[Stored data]
____________________
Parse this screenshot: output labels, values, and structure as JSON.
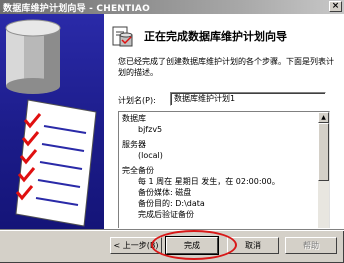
{
  "window": {
    "title": "数据库维护计划向导 - CHENTIAO",
    "close_symbol": "×"
  },
  "wizard": {
    "title": "正在完成数据库维护计划向导",
    "intro": "您已经完成了创建数据库维护计划的各个步骤。下面是列表计划的描述。",
    "name_label": "计划名(P):",
    "name_value": "数据库维护计划1"
  },
  "summary": {
    "lines": [
      "数据库",
      "bjfzv5",
      "服务器",
      "(local)",
      "完全备份",
      "每 1 周在 星期日 发生，在 02:00:00。",
      "备份媒体: 磁盘",
      "备份目的: D:\\data",
      "完成后验证备份"
    ]
  },
  "buttons": {
    "back": "< 上一步(B)",
    "finish": "完成",
    "cancel": "取消",
    "help": "帮助"
  },
  "icons": {
    "close": "close-icon",
    "wizard": "database-wizard-icon",
    "illustration": "database-checklist-illustration"
  },
  "colors": {
    "left_panel": "#1c1c8a",
    "annotation": "#d81818"
  }
}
____________________
GIVEN TASK: Omit the pictures and output all of the other material exactly.

EXERCISE OUTPUT:
Parse this screenshot: output labels, values, and structure as JSON.
{
  "window": {
    "title": "数据库维护计划向导 - CHENTIAO",
    "close_symbol": "×"
  },
  "wizard": {
    "title": "正在完成数据库维护计划向导",
    "intro": "您已经完成了创建数据库维护计划的各个步骤。下面是列表计划的描述。",
    "name_label": "计划名(P):",
    "name_value": "数据库维护计划1"
  },
  "summary": {
    "lines": [
      "数据库",
      "bjfzv5",
      "服务器",
      "(local)",
      "完全备份",
      "每 1 周在 星期日 发生，在 02:00:00。",
      "备份媒体: 磁盘",
      "备份目的: D:\\data",
      "完成后验证备份"
    ]
  },
  "buttons": {
    "back": "< 上一步(B)",
    "finish": "完成",
    "cancel": "取消",
    "help": "帮助"
  },
  "icons": {
    "close": "close-icon",
    "wizard": "database-wizard-icon",
    "illustration": "database-checklist-illustration"
  },
  "colors": {
    "left_panel": "#1c1c8a",
    "annotation": "#d81818"
  }
}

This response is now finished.